[Items from a dataset]
** Start **
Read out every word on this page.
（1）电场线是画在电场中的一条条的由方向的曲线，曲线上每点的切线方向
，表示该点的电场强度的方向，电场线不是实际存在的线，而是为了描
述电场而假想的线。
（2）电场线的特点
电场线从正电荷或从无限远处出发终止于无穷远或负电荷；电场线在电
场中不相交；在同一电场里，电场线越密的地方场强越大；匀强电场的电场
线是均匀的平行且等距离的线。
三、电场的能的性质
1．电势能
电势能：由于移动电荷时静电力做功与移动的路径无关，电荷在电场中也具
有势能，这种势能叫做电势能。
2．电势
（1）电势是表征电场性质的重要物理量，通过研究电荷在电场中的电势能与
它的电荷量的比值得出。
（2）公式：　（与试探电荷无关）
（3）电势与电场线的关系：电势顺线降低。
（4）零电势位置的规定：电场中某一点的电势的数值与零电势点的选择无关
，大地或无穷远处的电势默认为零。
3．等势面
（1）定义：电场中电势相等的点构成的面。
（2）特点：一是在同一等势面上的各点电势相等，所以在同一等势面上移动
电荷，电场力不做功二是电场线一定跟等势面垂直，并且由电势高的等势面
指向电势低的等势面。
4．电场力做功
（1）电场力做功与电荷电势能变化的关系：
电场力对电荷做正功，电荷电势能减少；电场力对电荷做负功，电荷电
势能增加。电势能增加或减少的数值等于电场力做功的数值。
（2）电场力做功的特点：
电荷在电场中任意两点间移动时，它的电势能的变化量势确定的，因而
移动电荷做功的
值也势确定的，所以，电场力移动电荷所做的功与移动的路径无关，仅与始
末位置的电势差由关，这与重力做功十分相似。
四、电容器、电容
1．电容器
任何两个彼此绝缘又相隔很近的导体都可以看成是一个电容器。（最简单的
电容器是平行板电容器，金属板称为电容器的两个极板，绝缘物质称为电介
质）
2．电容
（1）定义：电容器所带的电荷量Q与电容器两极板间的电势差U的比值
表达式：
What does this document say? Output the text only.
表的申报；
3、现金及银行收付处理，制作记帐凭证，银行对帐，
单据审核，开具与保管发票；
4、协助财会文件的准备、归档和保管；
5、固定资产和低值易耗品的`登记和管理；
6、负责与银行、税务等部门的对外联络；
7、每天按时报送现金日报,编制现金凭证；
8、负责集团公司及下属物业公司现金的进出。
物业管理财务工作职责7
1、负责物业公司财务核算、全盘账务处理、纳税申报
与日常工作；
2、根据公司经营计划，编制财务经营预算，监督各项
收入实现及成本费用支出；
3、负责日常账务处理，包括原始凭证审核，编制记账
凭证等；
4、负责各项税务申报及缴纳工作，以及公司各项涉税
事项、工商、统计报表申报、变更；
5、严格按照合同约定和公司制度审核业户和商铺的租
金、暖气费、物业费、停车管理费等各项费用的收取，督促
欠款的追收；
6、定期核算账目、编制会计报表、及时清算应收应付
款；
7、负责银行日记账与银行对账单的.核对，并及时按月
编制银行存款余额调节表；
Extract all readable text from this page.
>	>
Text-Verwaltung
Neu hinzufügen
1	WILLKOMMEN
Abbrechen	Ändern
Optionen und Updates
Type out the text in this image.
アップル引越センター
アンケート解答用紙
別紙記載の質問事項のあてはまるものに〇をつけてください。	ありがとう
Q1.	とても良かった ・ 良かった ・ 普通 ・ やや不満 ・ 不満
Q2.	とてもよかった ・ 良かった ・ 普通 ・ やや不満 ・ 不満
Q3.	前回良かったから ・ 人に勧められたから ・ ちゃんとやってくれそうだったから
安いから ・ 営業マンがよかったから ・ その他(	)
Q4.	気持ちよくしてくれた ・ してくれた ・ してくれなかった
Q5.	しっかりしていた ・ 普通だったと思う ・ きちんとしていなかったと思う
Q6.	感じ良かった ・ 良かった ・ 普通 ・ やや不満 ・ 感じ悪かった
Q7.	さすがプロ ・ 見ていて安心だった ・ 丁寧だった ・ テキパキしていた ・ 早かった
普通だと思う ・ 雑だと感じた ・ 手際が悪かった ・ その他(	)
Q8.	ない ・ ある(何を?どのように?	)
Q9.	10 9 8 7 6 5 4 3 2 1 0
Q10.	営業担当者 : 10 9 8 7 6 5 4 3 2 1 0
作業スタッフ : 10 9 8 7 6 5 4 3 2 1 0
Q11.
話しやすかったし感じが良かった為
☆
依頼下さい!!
** End **
* [Written request] Print the records above exactly as they appear.

* [Result for this task]
Read out every word on this page.
（1）电场线是画在电场中的一条条的由方向的曲线，曲线上每点的切线方向
，表示该点的电场强度的方向，电场线不是实际存在的线，而是为了描
述电场而假想的线。
（2）电场线的特点
电场线从正电荷或从无限远处出发终止于无穷远或负电荷；电场线在电
场中不相交；在同一电场里，电场线越密的地方场强越大；匀强电场的电场
线是均匀的平行且等距离的线。
三、电场的能的性质
1．电势能
电势能：由于移动电荷时静电力做功与移动的路径无关，电荷在电场中也具
有势能，这种势能叫做电势能。
2．电势
（1）电势是表征电场性质的重要物理量，通过研究电荷在电场中的电势能与
它的电荷量的比值得出。
（2）公式：　（与试探电荷无关）
（3）电势与电场线的关系：电势顺线降低。
（4）零电势位置的规定：电场中某一点的电势的数值与零电势点的选择无关
，大地或无穷远处的电势默认为零。
3．等势面
（1）定义：电场中电势相等的点构成的面。
（2）特点：一是在同一等势面上的各点电势相等，所以在同一等势面上移动
电荷，电场力不做功二是电场线一定跟等势面垂直，并且由电势高的等势面
指向电势低的等势面。
4．电场力做功
（1）电场力做功与电荷电势能变化的关系：
电场力对电荷做正功，电荷电势能减少；电场力对电荷做负功，电荷电
势能增加。电势能增加或减少的数值等于电场力做功的数值。
（2）电场力做功的特点：
电荷在电场中任意两点间移动时，它的电势能的变化量势确定的，因而
移动电荷做功的
值也势确定的，所以，电场力移动电荷所做的功与移动的路径无关，仅与始
末位置的电势差由关，这与重力做功十分相似。
四、电容器、电容
1．电容器
任何两个彼此绝缘又相隔很近的导体都可以看成是一个电容器。（最简单的
电容器是平行板电容器，金属板称为电容器的两个极板，绝缘物质称为电介
质）
2．电容
（1）定义：电容器所带的电荷量Q与电容器两极板间的电势差U的比值
表达式：
What does this document say? Output the text only.
表的申报；
3、现金及银行收付处理，制作记帐凭证，银行对帐，
单据审核，开具与保管发票；
4、协助财会文件的准备、归档和保管；
5、固定资产和低值易耗品的`登记和管理；
6、负责与银行、税务等部门的对外联络；
7、每天按时报送现金日报,编制现金凭证；
8、负责集团公司及下属物业公司现金的进出。
物业管理财务工作职责7
1、负责物业公司财务核算、全盘账务处理、纳税申报
与日常工作；
2、根据公司经营计划，编制财务经营预算，监督各项
收入实现及成本费用支出；
3、负责日常账务处理，包括原始凭证审核，编制记账
凭证等；
4、负责各项税务申报及缴纳工作，以及公司各项涉税
事项、工商、统计报表申报、变更；
5、严格按照合同约定和公司制度审核业户和商铺的租
金、暖气费、物业费、停车管理费等各项费用的收取，督促
欠款的追收；
6、定期核算账目、编制会计报表、及时清算应收应付
款；
7、负责银行日记账与银行对账单的.核对，并及时按月
编制银行存款余额调节表；
Extract all readable text from this page.
>	>
Text-Verwaltung
Neu hinzufügen
1	WILLKOMMEN
Abbrechen	Ändern
Optionen und Updates
Type out the text in this image.
アップル引越センター
アンケート解答用紙
別紙記載の質問事項のあてはまるものに〇をつけてください。	ありがとう
Q1.	とても良かった ・ 良かった ・ 普通 ・ やや不満 ・ 不満
Q2.	とてもよかった ・ 良かった ・ 普通 ・ やや不満 ・ 不満
Q3.	前回良かったから ・ 人に勧められたから ・ ちゃんとやってくれそうだったから
安いから ・ 営業マンがよかったから ・ その他(	)
Q4.	気持ちよくしてくれた ・ してくれた ・ してくれなかった
Q5.	しっかりしていた ・ 普通だったと思う ・ きちんとしていなかったと思う
Q6.	感じ良かった ・ 良かった ・ 普通 ・ やや不満 ・ 感じ悪かった
Q7.	さすがプロ ・ 見ていて安心だった ・ 丁寧だった ・ テキパキしていた ・ 早かった
普通だと思う ・ 雑だと感じた ・ 手際が悪かった ・ その他(	)
Q8.	ない ・ ある(何を?どのように?	)
Q9.	10 9 8 7 6 5 4 3 2 1 0
Q10.	営業担当者 : 10 9 8 7 6 5 4 3 2 1 0
作業スタッフ : 10 9 8 7 6 5 4 3 2 1 0
Q11.
話しやすかったし感じが良かった為
☆
依頼下さい!!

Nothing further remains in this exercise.